For each line of the data below that holds "JSON", copy the line.

>> START

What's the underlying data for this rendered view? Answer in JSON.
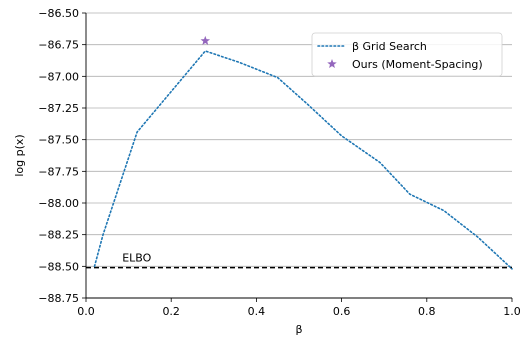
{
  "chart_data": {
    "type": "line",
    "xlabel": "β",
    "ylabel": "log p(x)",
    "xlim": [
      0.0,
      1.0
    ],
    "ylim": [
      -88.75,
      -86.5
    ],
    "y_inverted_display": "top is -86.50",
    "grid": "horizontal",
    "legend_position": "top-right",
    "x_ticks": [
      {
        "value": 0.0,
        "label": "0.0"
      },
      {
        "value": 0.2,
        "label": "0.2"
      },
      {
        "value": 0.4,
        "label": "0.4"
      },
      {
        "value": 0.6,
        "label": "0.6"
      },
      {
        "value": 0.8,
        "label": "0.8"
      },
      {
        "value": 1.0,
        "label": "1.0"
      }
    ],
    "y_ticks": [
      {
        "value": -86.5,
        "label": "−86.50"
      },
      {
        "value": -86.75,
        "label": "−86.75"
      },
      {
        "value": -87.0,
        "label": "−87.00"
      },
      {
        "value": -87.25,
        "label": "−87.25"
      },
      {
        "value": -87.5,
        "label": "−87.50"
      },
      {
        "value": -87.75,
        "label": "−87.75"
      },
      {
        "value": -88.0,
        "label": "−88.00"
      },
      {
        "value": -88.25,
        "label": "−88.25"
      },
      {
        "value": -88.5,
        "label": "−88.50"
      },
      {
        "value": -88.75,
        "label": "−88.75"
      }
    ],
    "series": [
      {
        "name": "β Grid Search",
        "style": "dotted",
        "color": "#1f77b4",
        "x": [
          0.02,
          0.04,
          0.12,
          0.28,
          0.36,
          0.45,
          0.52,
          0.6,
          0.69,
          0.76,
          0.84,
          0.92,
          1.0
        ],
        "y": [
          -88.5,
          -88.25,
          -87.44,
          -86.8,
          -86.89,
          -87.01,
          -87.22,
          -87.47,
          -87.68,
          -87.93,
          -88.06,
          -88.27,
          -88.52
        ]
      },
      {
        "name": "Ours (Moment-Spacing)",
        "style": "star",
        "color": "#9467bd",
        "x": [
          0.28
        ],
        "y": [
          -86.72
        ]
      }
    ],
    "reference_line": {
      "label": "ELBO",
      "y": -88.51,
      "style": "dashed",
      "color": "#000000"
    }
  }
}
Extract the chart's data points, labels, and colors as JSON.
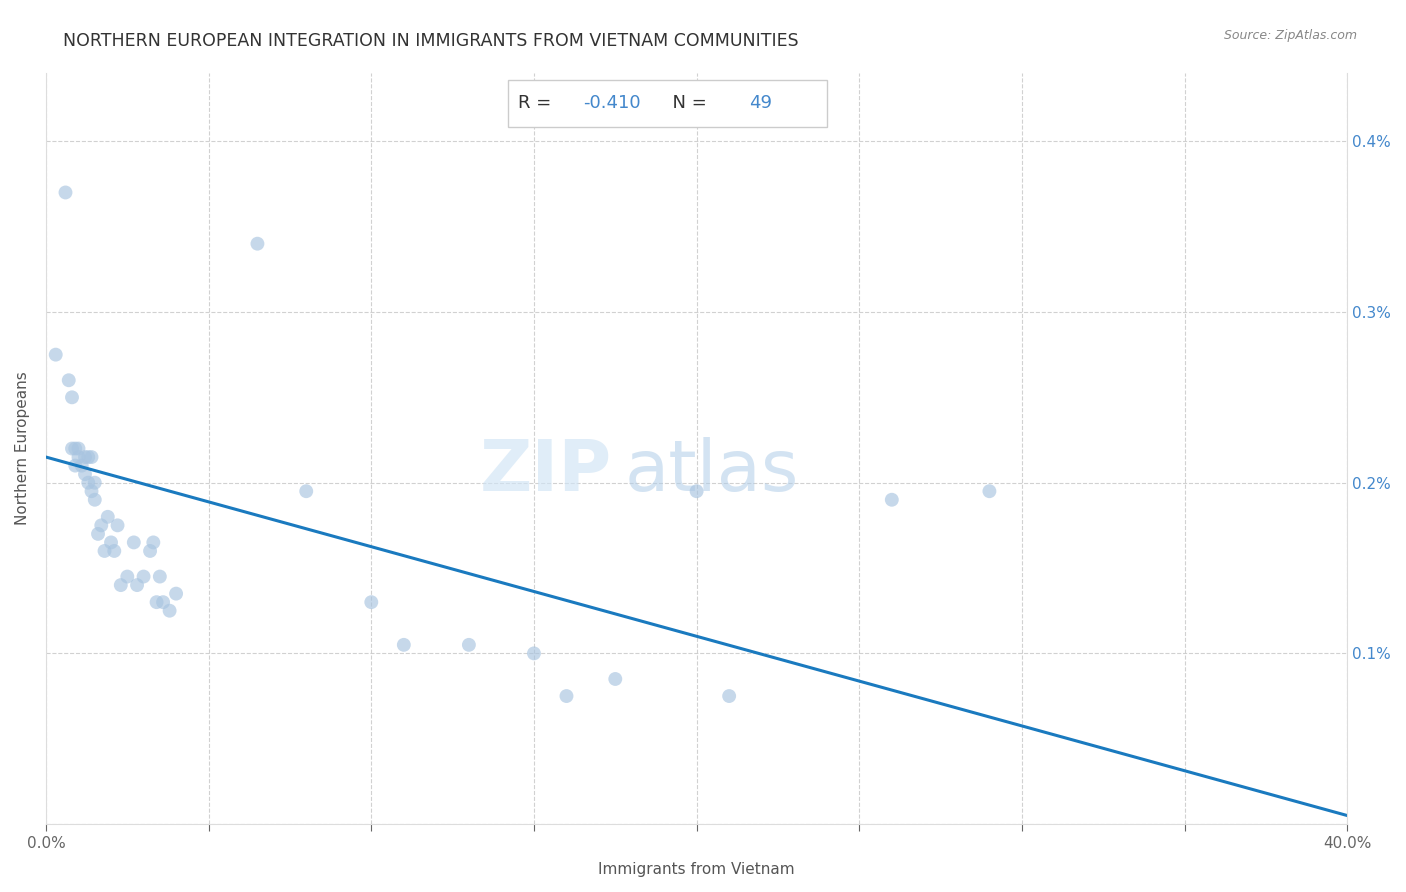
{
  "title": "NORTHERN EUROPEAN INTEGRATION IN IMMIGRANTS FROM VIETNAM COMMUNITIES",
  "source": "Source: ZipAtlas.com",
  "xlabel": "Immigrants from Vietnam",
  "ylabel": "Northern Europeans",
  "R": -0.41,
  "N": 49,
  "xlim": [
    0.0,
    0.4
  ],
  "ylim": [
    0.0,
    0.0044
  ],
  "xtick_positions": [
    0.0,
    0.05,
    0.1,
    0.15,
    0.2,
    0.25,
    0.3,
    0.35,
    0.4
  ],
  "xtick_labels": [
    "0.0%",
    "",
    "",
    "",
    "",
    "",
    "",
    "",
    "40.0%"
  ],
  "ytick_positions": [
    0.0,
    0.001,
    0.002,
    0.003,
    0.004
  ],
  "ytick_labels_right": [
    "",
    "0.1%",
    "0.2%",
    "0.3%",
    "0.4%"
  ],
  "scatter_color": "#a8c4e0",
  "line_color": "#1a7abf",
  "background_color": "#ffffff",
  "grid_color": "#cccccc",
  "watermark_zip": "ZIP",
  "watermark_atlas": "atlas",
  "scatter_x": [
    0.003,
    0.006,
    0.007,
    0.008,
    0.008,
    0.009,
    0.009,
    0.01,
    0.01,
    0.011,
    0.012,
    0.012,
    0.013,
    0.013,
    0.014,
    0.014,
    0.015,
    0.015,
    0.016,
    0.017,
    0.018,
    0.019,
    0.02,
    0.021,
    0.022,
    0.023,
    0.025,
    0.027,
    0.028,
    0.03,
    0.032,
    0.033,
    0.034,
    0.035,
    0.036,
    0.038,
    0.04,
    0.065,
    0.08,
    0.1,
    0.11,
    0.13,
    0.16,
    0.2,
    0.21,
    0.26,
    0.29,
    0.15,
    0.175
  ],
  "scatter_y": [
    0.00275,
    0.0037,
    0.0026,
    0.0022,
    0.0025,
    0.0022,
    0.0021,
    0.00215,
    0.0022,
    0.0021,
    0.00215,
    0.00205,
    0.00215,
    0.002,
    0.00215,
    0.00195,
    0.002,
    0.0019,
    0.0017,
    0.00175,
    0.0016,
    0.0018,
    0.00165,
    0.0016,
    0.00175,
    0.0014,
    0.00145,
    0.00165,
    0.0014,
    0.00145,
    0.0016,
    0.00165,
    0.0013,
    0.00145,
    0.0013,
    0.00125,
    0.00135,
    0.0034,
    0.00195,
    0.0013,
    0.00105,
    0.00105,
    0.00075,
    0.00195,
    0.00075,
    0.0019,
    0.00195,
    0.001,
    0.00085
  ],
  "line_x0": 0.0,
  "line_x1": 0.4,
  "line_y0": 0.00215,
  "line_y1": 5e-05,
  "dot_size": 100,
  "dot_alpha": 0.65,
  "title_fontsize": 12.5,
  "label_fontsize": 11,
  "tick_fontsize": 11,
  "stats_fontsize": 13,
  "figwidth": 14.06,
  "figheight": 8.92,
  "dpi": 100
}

>> END

*Output of the task*.
What's the underlying data for this rendered view? Answer in JSON.
Extract the chart's data points, labels, and colors as JSON.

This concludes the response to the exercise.